### DATA LISTING

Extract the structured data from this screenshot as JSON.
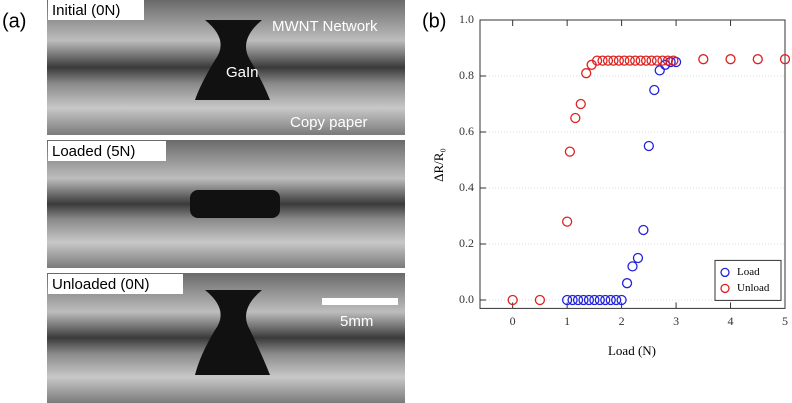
{
  "panel_a": {
    "panel_label": "(a)",
    "initial": "Initial (0N)",
    "network": "MWNT Network",
    "metal": "GaIn",
    "paper": "Copy paper",
    "loaded": "Loaded (5N)",
    "unloaded": "Unloaded (0N)",
    "scale_bar": "5mm"
  },
  "chart_data": {
    "type": "scatter",
    "panel_label": "(b)",
    "x_label": "Load (N)",
    "y_label": "ΔR/R₀",
    "xlim": [
      -0.6,
      5
    ],
    "ylim": [
      -0.03,
      1.0
    ],
    "xticks": [
      0,
      1,
      2,
      3,
      4,
      5
    ],
    "yticks": [
      {
        "value": 0,
        "label": "0.0"
      },
      0.2,
      0.4,
      0.6,
      0.8,
      {
        "value": 1,
        "label": "1.0"
      }
    ],
    "grid": true,
    "legend": "lower right",
    "series": [
      {
        "name": "Load",
        "color": "#2222dd",
        "x": [
          1.0,
          1.1,
          1.2,
          1.3,
          1.4,
          1.5,
          1.6,
          1.7,
          1.8,
          1.9,
          2.0,
          2.1,
          2.2,
          2.3,
          2.4,
          2.5,
          2.6,
          2.7,
          2.8,
          2.9,
          3.0
        ],
        "values": [
          0,
          0,
          0,
          0,
          0,
          0,
          0,
          0,
          0,
          0,
          0,
          0.06,
          0.12,
          0.15,
          0.25,
          0.55,
          0.75,
          0.82,
          0.84,
          0.85,
          0.85
        ]
      },
      {
        "name": "Unload",
        "color": "#dd2222",
        "x": [
          0,
          0.5,
          1.0,
          1.05,
          1.15,
          1.25,
          1.35,
          1.45,
          1.55,
          1.65,
          1.75,
          1.85,
          1.95,
          2.05,
          2.15,
          2.25,
          2.35,
          2.45,
          2.55,
          2.65,
          2.75,
          2.85,
          2.95,
          3.5,
          4.0,
          4.5,
          5.0
        ],
        "values": [
          0,
          0,
          0.28,
          0.53,
          0.65,
          0.7,
          0.81,
          0.84,
          0.855,
          0.855,
          0.855,
          0.855,
          0.855,
          0.855,
          0.855,
          0.855,
          0.855,
          0.855,
          0.855,
          0.855,
          0.855,
          0.855,
          0.855,
          0.86,
          0.86,
          0.86,
          0.86
        ]
      }
    ]
  }
}
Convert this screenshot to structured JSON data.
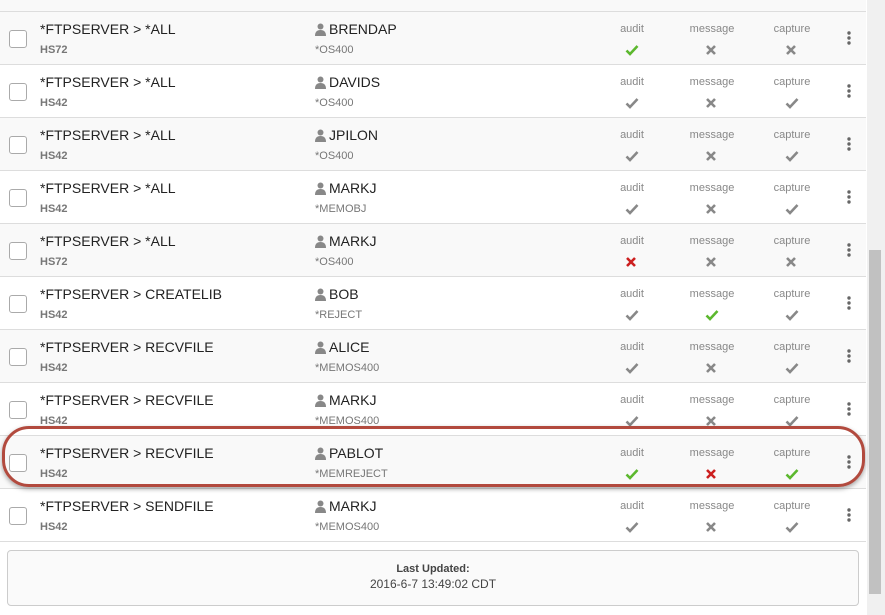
{
  "rows": [
    {
      "rule": "*FTPSERVER > *ALL",
      "system": "HS72",
      "user": "BRENDAP",
      "object": "*OS400",
      "highlighted": false,
      "checks": [
        {
          "label": "audit",
          "icon": "check",
          "color": "#5cb82e"
        },
        {
          "label": "message",
          "icon": "x",
          "color": "#888888"
        },
        {
          "label": "capture",
          "icon": "x",
          "color": "#888888"
        }
      ]
    },
    {
      "rule": "*FTPSERVER > *ALL",
      "system": "HS42",
      "user": "DAVIDS",
      "object": "*OS400",
      "highlighted": false,
      "checks": [
        {
          "label": "audit",
          "icon": "check",
          "color": "#888888"
        },
        {
          "label": "message",
          "icon": "x",
          "color": "#888888"
        },
        {
          "label": "capture",
          "icon": "check",
          "color": "#888888"
        }
      ]
    },
    {
      "rule": "*FTPSERVER > *ALL",
      "system": "HS42",
      "user": "JPILON",
      "object": "*OS400",
      "highlighted": false,
      "checks": [
        {
          "label": "audit",
          "icon": "check",
          "color": "#888888"
        },
        {
          "label": "message",
          "icon": "x",
          "color": "#888888"
        },
        {
          "label": "capture",
          "icon": "check",
          "color": "#888888"
        }
      ]
    },
    {
      "rule": "*FTPSERVER > *ALL",
      "system": "HS42",
      "user": "MARKJ",
      "object": "*MEMOBJ",
      "highlighted": false,
      "checks": [
        {
          "label": "audit",
          "icon": "check",
          "color": "#888888"
        },
        {
          "label": "message",
          "icon": "x",
          "color": "#888888"
        },
        {
          "label": "capture",
          "icon": "check",
          "color": "#888888"
        }
      ]
    },
    {
      "rule": "*FTPSERVER > *ALL",
      "system": "HS72",
      "user": "MARKJ",
      "object": "*OS400",
      "highlighted": false,
      "checks": [
        {
          "label": "audit",
          "icon": "x",
          "color": "#cc1f1f"
        },
        {
          "label": "message",
          "icon": "x",
          "color": "#888888"
        },
        {
          "label": "capture",
          "icon": "x",
          "color": "#888888"
        }
      ]
    },
    {
      "rule": "*FTPSERVER > CREATELIB",
      "system": "HS42",
      "user": "BOB",
      "object": "*REJECT",
      "highlighted": false,
      "checks": [
        {
          "label": "audit",
          "icon": "check",
          "color": "#888888"
        },
        {
          "label": "message",
          "icon": "check",
          "color": "#5cb82e"
        },
        {
          "label": "capture",
          "icon": "check",
          "color": "#888888"
        }
      ]
    },
    {
      "rule": "*FTPSERVER > RECVFILE",
      "system": "HS42",
      "user": "ALICE",
      "object": "*MEMOS400",
      "highlighted": false,
      "checks": [
        {
          "label": "audit",
          "icon": "check",
          "color": "#888888"
        },
        {
          "label": "message",
          "icon": "x",
          "color": "#888888"
        },
        {
          "label": "capture",
          "icon": "check",
          "color": "#888888"
        }
      ]
    },
    {
      "rule": "*FTPSERVER > RECVFILE",
      "system": "HS42",
      "user": "MARKJ",
      "object": "*MEMOS400",
      "highlighted": false,
      "checks": [
        {
          "label": "audit",
          "icon": "check",
          "color": "#888888"
        },
        {
          "label": "message",
          "icon": "x",
          "color": "#888888"
        },
        {
          "label": "capture",
          "icon": "check",
          "color": "#888888"
        }
      ]
    },
    {
      "rule": "*FTPSERVER > RECVFILE",
      "system": "HS42",
      "user": "PABLOT",
      "object": "*MEMREJECT",
      "highlighted": true,
      "checks": [
        {
          "label": "audit",
          "icon": "check",
          "color": "#5cb82e"
        },
        {
          "label": "message",
          "icon": "x",
          "color": "#cc1f1f"
        },
        {
          "label": "capture",
          "icon": "check",
          "color": "#5cb82e"
        }
      ]
    },
    {
      "rule": "*FTPSERVER > SENDFILE",
      "system": "HS42",
      "user": "MARKJ",
      "object": "*MEMOS400",
      "highlighted": false,
      "checks": [
        {
          "label": "audit",
          "icon": "check",
          "color": "#888888"
        },
        {
          "label": "message",
          "icon": "x",
          "color": "#888888"
        },
        {
          "label": "capture",
          "icon": "check",
          "color": "#888888"
        }
      ]
    }
  ],
  "footer": {
    "title": "Last Updated:",
    "timestamp": "2016-6-7 13:49:02 CDT"
  }
}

### SHORT TASK
Output each line exactly; omit every picture.

### WRITTEN SOLUTION
Extract the structured data from this screenshot as JSON.
{
  "panel_a": {
    "panel_label": "(a)",
    "initial": "Initial (0N)",
    "network": "MWNT Network",
    "metal": "GaIn",
    "paper": "Copy paper",
    "loaded": "Loaded (5N)",
    "unloaded": "Unloaded (0N)",
    "scale_bar": "5mm"
  },
  "chart_data": {
    "type": "scatter",
    "panel_label": "(b)",
    "x_label": "Load (N)",
    "y_label": "ΔR/R₀",
    "xlim": [
      -0.6,
      5
    ],
    "ylim": [
      -0.03,
      1.0
    ],
    "xticks": [
      0,
      1,
      2,
      3,
      4,
      5
    ],
    "yticks": [
      {
        "value": 0,
        "label": "0.0"
      },
      0.2,
      0.4,
      0.6,
      0.8,
      {
        "value": 1,
        "label": "1.0"
      }
    ],
    "grid": true,
    "legend": "lower right",
    "series": [
      {
        "name": "Load",
        "color": "#2222dd",
        "x": [
          1.0,
          1.1,
          1.2,
          1.3,
          1.4,
          1.5,
          1.6,
          1.7,
          1.8,
          1.9,
          2.0,
          2.1,
          2.2,
          2.3,
          2.4,
          2.5,
          2.6,
          2.7,
          2.8,
          2.9,
          3.0
        ],
        "values": [
          0,
          0,
          0,
          0,
          0,
          0,
          0,
          0,
          0,
          0,
          0,
          0.06,
          0.12,
          0.15,
          0.25,
          0.55,
          0.75,
          0.82,
          0.84,
          0.85,
          0.85
        ]
      },
      {
        "name": "Unload",
        "color": "#dd2222",
        "x": [
          0,
          0.5,
          1.0,
          1.05,
          1.15,
          1.25,
          1.35,
          1.45,
          1.55,
          1.65,
          1.75,
          1.85,
          1.95,
          2.05,
          2.15,
          2.25,
          2.35,
          2.45,
          2.55,
          2.65,
          2.75,
          2.85,
          2.95,
          3.5,
          4.0,
          4.5,
          5.0
        ],
        "values": [
          0,
          0,
          0.28,
          0.53,
          0.65,
          0.7,
          0.81,
          0.84,
          0.855,
          0.855,
          0.855,
          0.855,
          0.855,
          0.855,
          0.855,
          0.855,
          0.855,
          0.855,
          0.855,
          0.855,
          0.855,
          0.855,
          0.855,
          0.86,
          0.86,
          0.86,
          0.86
        ]
      }
    ]
  }
}
Convert this screenshot to structured JSON data.
{
  "rows": [
    {
      "rule": "*FTPSERVER > *ALL",
      "system": "HS72",
      "user": "BRENDAP",
      "object": "*OS400",
      "highlighted": false,
      "checks": [
        {
          "label": "audit",
          "icon": "check",
          "color": "#5cb82e"
        },
        {
          "label": "message",
          "icon": "x",
          "color": "#888888"
        },
        {
          "label": "capture",
          "icon": "x",
          "color": "#888888"
        }
      ]
    },
    {
      "rule": "*FTPSERVER > *ALL",
      "system": "HS42",
      "user": "DAVIDS",
      "object": "*OS400",
      "highlighted": false,
      "checks": [
        {
          "label": "audit",
          "icon": "check",
          "color": "#888888"
        },
        {
          "label": "message",
          "icon": "x",
          "color": "#888888"
        },
        {
          "label": "capture",
          "icon": "check",
          "color": "#888888"
        }
      ]
    },
    {
      "rule": "*FTPSERVER > *ALL",
      "system": "HS42",
      "user": "JPILON",
      "object": "*OS400",
      "highlighted": false,
      "checks": [
        {
          "label": "audit",
          "icon": "check",
          "color": "#888888"
        },
        {
          "label": "message",
          "icon": "x",
          "color": "#888888"
        },
        {
          "label": "capture",
          "icon": "check",
          "color": "#888888"
        }
      ]
    },
    {
      "rule": "*FTPSERVER > *ALL",
      "system": "HS42",
      "user": "MARKJ",
      "object": "*MEMOBJ",
      "highlighted": false,
      "checks": [
        {
          "label": "audit",
          "icon": "check",
          "color": "#888888"
        },
        {
          "label": "message",
          "icon": "x",
          "color": "#888888"
        },
        {
          "label": "capture",
          "icon": "check",
          "color": "#888888"
        }
      ]
    },
    {
      "rule": "*FTPSERVER > *ALL",
      "system": "HS72",
      "user": "MARKJ",
      "object": "*OS400",
      "highlighted": false,
      "checks": [
        {
          "label": "audit",
          "icon": "x",
          "color": "#cc1f1f"
        },
        {
          "label": "message",
          "icon": "x",
          "color": "#888888"
        },
        {
          "label": "capture",
          "icon": "x",
          "color": "#888888"
        }
      ]
    },
    {
      "rule": "*FTPSERVER > CREATELIB",
      "system": "HS42",
      "user": "BOB",
      "object": "*REJECT",
      "highlighted": false,
      "checks": [
        {
          "label": "audit",
          "icon": "check",
          "color": "#888888"
        },
        {
          "label": "message",
          "icon": "check",
          "color": "#5cb82e"
        },
        {
          "label": "capture",
          "icon": "check",
          "color": "#888888"
        }
      ]
    },
    {
      "rule": "*FTPSERVER > RECVFILE",
      "system": "HS42",
      "user": "ALICE",
      "object": "*MEMOS400",
      "highlighted": false,
      "checks": [
        {
          "label": "audit",
          "icon": "check",
          "color": "#888888"
        },
        {
          "label": "message",
          "icon": "x",
          "color": "#888888"
        },
        {
          "label": "capture",
          "icon": "check",
          "color": "#888888"
        }
      ]
    },
    {
      "rule": "*FTPSERVER > RECVFILE",
      "system": "HS42",
      "user": "MARKJ",
      "object": "*MEMOS400",
      "highlighted": false,
      "checks": [
        {
          "label": "audit",
          "icon": "check",
          "color": "#888888"
        },
        {
          "label": "message",
          "icon": "x",
          "color": "#888888"
        },
        {
          "label": "capture",
          "icon": "check",
          "color": "#888888"
        }
      ]
    },
    {
      "rule": "*FTPSERVER > RECVFILE",
      "system": "HS42",
      "user": "PABLOT",
      "object": "*MEMREJECT",
      "highlighted": true,
      "checks": [
        {
          "label": "audit",
          "icon": "check",
          "color": "#5cb82e"
        },
        {
          "label": "message",
          "icon": "x",
          "color": "#cc1f1f"
        },
        {
          "label": "capture",
          "icon": "check",
          "color": "#5cb82e"
        }
      ]
    },
    {
      "rule": "*FTPSERVER > SENDFILE",
      "system": "HS42",
      "user": "MARKJ",
      "object": "*MEMOS400",
      "highlighted": false,
      "checks": [
        {
          "label": "audit",
          "icon": "check",
          "color": "#888888"
        },
        {
          "label": "message",
          "icon": "x",
          "color": "#888888"
        },
        {
          "label": "capture",
          "icon": "check",
          "color": "#888888"
        }
      ]
    }
  ],
  "footer": {
    "title": "Last Updated:",
    "timestamp": "2016-6-7 13:49:02 CDT"
  }
}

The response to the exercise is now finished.